Stated task:
Rewrite the lines from the first one through the line containing "321, 456, 347]", renaming every "histogram-bar" to "histogram-column" and keeping everything else unchanged.

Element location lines
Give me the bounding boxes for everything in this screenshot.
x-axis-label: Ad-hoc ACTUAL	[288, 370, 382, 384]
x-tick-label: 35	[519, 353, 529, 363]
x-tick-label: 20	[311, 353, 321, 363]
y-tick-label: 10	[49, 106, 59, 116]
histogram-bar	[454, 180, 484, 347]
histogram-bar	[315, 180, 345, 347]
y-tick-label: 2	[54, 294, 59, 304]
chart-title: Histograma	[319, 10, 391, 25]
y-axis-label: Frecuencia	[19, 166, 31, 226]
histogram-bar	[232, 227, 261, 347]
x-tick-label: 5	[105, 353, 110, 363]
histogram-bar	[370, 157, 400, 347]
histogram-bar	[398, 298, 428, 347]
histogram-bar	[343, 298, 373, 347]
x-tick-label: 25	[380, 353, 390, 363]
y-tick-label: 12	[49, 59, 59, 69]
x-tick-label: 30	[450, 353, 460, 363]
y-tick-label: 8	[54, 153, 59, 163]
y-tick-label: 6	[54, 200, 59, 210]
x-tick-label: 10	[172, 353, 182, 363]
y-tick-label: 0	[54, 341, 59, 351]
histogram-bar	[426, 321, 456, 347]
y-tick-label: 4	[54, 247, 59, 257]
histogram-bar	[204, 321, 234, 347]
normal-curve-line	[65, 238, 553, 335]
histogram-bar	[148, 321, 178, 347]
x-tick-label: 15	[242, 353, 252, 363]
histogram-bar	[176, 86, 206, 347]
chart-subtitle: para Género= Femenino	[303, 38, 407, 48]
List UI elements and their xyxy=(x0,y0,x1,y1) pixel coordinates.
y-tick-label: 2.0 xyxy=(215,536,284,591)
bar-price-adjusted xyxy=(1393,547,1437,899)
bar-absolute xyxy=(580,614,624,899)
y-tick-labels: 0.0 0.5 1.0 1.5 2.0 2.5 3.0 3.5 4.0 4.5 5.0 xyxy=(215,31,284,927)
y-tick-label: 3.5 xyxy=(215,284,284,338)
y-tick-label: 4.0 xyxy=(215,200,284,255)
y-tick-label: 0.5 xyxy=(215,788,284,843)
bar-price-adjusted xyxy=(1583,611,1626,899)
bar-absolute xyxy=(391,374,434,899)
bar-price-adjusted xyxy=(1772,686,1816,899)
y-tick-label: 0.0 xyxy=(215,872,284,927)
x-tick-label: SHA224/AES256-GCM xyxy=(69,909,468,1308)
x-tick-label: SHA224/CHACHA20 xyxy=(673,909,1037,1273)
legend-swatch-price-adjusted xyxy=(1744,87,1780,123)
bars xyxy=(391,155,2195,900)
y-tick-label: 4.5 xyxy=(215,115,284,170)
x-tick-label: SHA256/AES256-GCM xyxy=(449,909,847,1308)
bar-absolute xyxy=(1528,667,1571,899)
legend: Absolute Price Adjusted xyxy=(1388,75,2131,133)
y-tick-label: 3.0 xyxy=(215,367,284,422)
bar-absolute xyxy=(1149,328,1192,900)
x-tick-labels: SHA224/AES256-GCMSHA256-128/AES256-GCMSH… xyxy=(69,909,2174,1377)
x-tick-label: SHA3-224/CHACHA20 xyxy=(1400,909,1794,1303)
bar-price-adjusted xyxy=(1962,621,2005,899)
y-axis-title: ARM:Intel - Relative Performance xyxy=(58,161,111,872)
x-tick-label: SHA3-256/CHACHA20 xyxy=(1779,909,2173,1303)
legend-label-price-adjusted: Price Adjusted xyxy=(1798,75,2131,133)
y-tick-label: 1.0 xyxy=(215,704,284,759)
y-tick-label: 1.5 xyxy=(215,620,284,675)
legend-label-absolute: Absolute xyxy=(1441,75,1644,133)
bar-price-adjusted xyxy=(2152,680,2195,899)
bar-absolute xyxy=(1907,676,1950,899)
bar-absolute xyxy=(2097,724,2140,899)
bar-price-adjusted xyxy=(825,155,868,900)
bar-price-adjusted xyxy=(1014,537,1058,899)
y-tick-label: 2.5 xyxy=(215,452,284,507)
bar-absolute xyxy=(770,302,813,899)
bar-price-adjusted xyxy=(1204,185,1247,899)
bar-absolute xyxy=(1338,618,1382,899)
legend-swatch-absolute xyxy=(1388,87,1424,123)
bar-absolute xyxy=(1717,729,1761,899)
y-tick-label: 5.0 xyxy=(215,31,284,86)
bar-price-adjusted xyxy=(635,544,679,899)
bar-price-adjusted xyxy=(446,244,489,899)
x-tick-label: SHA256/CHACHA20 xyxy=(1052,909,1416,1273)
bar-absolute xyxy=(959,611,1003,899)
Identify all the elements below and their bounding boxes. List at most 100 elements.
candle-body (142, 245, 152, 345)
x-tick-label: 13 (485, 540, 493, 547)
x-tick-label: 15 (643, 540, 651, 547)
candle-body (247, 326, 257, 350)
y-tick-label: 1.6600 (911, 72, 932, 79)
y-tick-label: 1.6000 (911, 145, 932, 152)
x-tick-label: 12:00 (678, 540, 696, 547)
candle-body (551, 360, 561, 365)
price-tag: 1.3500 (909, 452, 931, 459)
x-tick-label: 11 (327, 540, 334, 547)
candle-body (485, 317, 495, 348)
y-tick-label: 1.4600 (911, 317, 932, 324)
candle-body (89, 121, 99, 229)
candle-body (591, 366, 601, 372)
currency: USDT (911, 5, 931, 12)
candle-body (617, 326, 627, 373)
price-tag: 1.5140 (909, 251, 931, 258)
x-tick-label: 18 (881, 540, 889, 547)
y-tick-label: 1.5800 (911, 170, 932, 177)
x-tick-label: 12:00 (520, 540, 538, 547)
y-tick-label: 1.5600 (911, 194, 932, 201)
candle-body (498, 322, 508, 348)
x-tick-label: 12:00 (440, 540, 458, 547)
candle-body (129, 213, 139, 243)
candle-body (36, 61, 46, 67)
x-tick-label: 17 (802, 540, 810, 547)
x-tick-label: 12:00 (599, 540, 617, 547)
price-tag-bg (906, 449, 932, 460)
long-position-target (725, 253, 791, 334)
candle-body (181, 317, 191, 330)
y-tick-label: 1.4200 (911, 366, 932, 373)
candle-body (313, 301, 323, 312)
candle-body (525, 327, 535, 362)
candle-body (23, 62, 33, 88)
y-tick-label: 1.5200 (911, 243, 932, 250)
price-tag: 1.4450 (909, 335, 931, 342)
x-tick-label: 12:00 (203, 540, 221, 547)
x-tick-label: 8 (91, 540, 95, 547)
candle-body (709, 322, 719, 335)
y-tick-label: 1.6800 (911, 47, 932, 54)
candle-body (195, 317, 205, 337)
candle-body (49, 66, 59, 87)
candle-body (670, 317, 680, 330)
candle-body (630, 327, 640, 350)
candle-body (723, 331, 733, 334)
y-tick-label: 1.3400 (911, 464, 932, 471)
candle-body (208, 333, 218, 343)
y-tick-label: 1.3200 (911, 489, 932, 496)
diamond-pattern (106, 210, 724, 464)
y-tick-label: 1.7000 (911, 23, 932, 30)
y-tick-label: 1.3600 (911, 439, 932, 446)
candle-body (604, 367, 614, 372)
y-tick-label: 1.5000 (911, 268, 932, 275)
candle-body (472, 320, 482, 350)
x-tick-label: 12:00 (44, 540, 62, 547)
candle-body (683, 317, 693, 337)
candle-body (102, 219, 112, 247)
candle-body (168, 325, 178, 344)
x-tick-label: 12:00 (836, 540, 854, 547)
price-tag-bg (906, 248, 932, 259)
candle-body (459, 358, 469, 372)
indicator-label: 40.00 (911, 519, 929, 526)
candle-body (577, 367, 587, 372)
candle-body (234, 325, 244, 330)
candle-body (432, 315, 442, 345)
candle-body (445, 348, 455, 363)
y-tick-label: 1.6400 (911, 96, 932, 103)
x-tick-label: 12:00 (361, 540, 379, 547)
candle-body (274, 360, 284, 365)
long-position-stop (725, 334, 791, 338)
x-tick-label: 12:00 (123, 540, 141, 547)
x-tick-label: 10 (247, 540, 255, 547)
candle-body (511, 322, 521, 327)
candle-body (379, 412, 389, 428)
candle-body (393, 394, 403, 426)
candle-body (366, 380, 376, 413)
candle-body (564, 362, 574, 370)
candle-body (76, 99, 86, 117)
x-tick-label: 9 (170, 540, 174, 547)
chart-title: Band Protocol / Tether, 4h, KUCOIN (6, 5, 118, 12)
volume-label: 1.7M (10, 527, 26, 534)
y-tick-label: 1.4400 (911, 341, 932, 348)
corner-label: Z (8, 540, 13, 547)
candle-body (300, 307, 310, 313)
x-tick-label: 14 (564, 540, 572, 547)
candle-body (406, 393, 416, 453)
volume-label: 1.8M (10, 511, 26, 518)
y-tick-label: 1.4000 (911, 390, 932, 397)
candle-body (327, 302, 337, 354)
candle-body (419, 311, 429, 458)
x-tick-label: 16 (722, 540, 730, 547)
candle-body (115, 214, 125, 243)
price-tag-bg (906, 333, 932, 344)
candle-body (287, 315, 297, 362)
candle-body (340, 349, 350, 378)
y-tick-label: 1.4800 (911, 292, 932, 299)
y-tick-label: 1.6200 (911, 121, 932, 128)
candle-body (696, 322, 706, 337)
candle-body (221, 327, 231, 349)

Task response:
Give me the bounding boxes for everything in this screenshot.
x-axis-label: Ad-hoc ACTUAL	[288, 370, 382, 384]
x-tick-label: 35	[519, 353, 529, 363]
x-tick-label: 20	[311, 353, 321, 363]
y-tick-label: 10	[49, 106, 59, 116]
histogram-column	[454, 180, 484, 347]
histogram-column	[315, 180, 345, 347]
y-tick-label: 2	[54, 294, 59, 304]
chart-title: Histograma	[319, 10, 391, 25]
y-axis-label: Frecuencia	[19, 166, 31, 226]
histogram-column	[232, 227, 261, 347]
x-tick-label: 5	[105, 353, 110, 363]
histogram-column	[370, 157, 400, 347]
histogram-column	[398, 298, 428, 347]
histogram-column	[343, 298, 373, 347]
x-tick-label: 25	[380, 353, 390, 363]
y-tick-label: 12	[49, 59, 59, 69]
x-tick-label: 30	[450, 353, 460, 363]
y-tick-label: 8	[54, 153, 59, 163]
y-tick-label: 6	[54, 200, 59, 210]
x-tick-label: 10	[172, 353, 182, 363]
y-tick-label: 0	[54, 341, 59, 351]
histogram-column	[426, 321, 456, 347]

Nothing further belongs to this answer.